=== Figure collection entries ===
•••••
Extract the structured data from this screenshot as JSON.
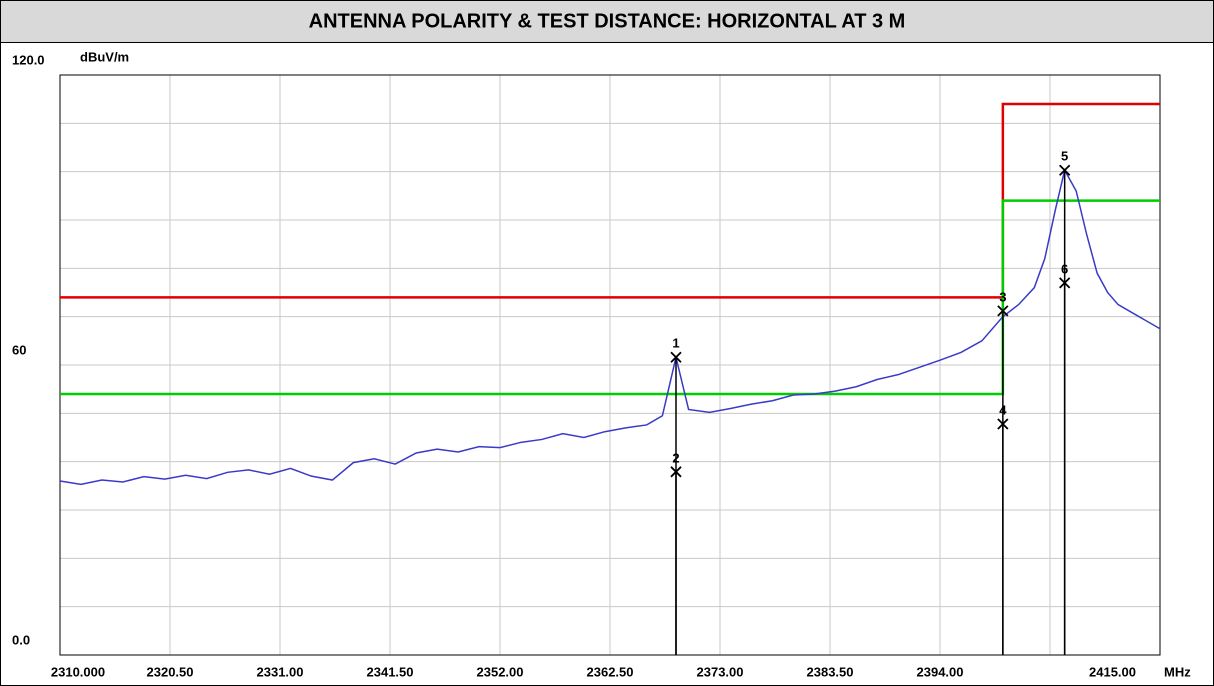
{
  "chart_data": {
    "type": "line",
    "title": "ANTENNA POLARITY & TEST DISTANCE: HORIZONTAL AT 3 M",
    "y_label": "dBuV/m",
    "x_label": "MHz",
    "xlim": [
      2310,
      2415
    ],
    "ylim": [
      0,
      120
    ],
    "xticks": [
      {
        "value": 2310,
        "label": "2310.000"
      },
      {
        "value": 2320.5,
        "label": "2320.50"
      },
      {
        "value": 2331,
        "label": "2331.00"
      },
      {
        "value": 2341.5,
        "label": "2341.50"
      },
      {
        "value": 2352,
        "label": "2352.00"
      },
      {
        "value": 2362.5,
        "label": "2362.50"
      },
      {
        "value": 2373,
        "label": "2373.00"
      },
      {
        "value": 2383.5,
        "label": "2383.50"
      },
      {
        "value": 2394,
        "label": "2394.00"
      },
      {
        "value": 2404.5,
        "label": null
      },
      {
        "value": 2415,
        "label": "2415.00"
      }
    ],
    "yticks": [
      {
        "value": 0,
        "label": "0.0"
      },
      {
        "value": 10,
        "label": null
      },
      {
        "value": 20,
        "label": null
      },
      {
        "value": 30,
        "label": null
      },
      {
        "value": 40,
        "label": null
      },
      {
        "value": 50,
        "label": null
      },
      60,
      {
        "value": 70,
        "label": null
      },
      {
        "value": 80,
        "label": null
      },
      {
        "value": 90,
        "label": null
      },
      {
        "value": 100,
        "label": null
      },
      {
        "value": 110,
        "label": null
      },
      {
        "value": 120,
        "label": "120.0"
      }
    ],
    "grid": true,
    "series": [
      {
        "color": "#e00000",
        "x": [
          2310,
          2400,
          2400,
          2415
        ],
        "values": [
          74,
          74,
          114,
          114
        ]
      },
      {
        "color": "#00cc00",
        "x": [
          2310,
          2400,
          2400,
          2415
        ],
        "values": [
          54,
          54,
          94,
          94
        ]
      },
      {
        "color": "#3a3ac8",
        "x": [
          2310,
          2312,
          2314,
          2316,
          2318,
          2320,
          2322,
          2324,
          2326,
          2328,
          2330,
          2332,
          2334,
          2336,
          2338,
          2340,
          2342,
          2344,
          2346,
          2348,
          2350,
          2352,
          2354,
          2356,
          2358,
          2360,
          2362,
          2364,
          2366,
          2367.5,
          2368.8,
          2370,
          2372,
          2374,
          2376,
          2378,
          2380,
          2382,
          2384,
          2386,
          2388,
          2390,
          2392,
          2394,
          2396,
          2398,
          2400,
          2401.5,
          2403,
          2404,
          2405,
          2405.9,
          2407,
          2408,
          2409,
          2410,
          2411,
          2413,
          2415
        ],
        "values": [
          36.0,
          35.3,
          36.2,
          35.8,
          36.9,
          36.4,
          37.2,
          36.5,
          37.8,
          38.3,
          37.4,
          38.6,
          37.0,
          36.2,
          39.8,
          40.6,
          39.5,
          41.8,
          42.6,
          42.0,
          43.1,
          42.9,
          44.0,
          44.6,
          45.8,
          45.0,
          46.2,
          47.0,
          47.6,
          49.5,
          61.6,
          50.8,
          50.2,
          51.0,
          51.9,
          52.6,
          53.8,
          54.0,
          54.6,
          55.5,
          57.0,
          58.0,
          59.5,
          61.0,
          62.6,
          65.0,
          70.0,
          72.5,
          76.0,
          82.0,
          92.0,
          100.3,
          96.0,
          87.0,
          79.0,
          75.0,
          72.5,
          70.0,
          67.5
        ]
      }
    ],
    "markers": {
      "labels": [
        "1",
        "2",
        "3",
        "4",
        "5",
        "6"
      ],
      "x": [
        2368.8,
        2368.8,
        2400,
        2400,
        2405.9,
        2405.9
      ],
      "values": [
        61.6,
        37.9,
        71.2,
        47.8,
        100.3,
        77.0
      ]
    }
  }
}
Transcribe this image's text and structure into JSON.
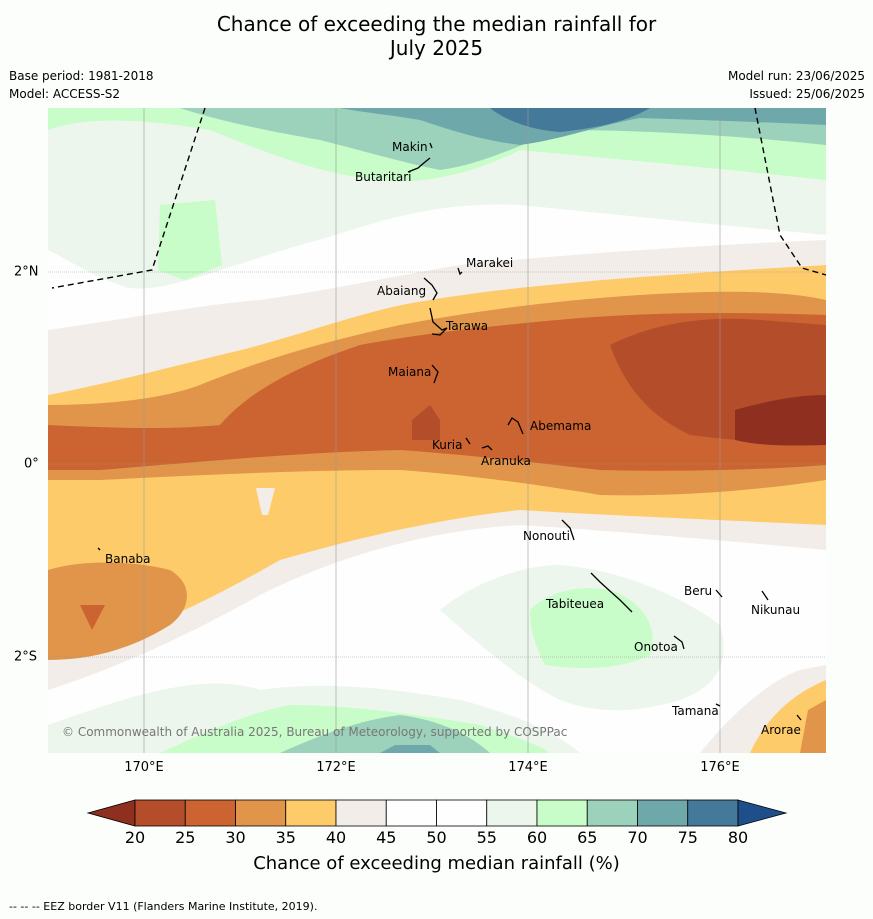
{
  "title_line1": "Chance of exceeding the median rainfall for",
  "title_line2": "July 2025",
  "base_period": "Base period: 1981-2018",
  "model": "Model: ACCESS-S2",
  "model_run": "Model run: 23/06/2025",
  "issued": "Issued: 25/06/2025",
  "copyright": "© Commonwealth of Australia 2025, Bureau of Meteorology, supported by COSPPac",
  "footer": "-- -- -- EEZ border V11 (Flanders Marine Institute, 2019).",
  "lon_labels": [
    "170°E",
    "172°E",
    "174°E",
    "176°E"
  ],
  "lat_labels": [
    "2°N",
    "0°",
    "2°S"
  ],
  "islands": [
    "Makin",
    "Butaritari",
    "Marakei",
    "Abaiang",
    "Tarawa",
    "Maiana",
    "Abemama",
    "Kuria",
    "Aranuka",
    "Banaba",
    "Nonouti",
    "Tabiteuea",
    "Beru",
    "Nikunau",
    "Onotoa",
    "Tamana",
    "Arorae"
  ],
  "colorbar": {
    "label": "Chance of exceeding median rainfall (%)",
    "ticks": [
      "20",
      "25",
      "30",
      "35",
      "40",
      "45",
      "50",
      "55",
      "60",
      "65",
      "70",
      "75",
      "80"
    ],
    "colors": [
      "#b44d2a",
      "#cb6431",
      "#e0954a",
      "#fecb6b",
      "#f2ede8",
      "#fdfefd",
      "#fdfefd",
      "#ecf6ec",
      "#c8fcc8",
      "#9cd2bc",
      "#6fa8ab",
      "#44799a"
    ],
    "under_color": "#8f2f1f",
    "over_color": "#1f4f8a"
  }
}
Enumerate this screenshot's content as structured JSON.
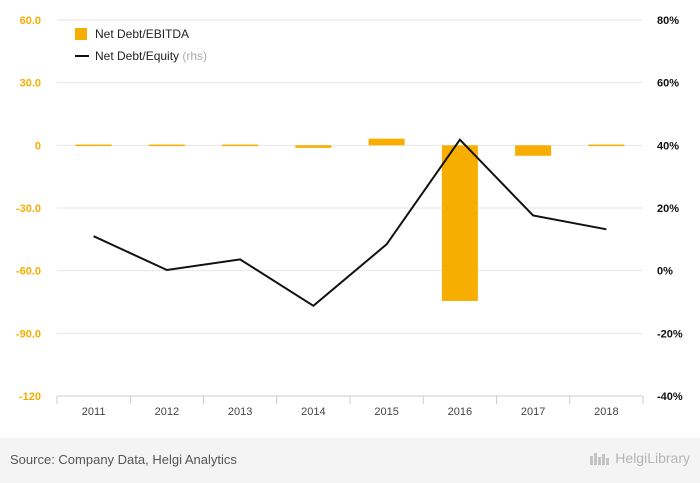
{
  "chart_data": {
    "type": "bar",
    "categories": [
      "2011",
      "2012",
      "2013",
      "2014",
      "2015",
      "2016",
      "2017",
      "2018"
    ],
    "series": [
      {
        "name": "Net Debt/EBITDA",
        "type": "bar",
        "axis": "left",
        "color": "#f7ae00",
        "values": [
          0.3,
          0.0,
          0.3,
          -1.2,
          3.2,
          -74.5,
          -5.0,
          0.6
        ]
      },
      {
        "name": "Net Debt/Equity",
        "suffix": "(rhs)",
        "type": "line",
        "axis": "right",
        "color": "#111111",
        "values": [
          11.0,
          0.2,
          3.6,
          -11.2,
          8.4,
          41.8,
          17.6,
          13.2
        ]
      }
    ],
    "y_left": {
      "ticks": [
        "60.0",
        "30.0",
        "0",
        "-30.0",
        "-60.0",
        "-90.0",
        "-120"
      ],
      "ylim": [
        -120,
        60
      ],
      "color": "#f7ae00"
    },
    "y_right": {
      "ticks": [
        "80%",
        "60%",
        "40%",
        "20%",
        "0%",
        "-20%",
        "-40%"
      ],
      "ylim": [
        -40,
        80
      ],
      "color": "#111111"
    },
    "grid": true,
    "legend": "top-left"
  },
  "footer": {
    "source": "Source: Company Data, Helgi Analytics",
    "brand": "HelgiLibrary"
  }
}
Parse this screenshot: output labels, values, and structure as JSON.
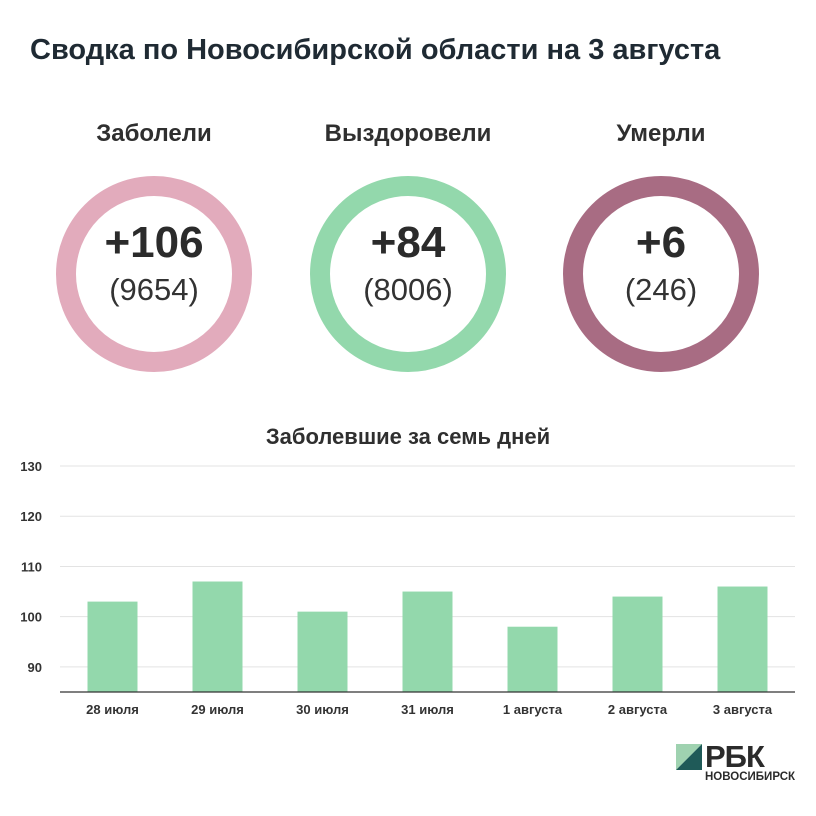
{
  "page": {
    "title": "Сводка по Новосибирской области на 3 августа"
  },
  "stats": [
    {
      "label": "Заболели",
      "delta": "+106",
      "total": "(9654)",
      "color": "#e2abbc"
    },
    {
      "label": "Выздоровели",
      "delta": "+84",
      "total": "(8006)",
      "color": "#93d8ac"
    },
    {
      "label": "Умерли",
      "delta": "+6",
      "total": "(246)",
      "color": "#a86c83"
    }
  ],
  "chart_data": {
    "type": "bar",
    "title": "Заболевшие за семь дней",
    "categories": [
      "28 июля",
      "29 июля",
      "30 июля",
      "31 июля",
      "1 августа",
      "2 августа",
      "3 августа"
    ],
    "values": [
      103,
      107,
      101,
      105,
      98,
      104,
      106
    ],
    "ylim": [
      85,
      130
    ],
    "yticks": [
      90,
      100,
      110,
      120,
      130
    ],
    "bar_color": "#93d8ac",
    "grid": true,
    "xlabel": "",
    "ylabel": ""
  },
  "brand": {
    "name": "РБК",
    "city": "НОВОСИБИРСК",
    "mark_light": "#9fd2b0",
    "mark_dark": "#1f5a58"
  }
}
•••••
=== WRITTEN TASK ===
From the data above, copy each line that has the string "screenshot".

=== WRITTEN REPLY ===
Extract the structured data from this screenshot as JSON.
Enumerate this screenshot's content as structured JSON.
Parse this screenshot: output labels, values, and structure as JSON.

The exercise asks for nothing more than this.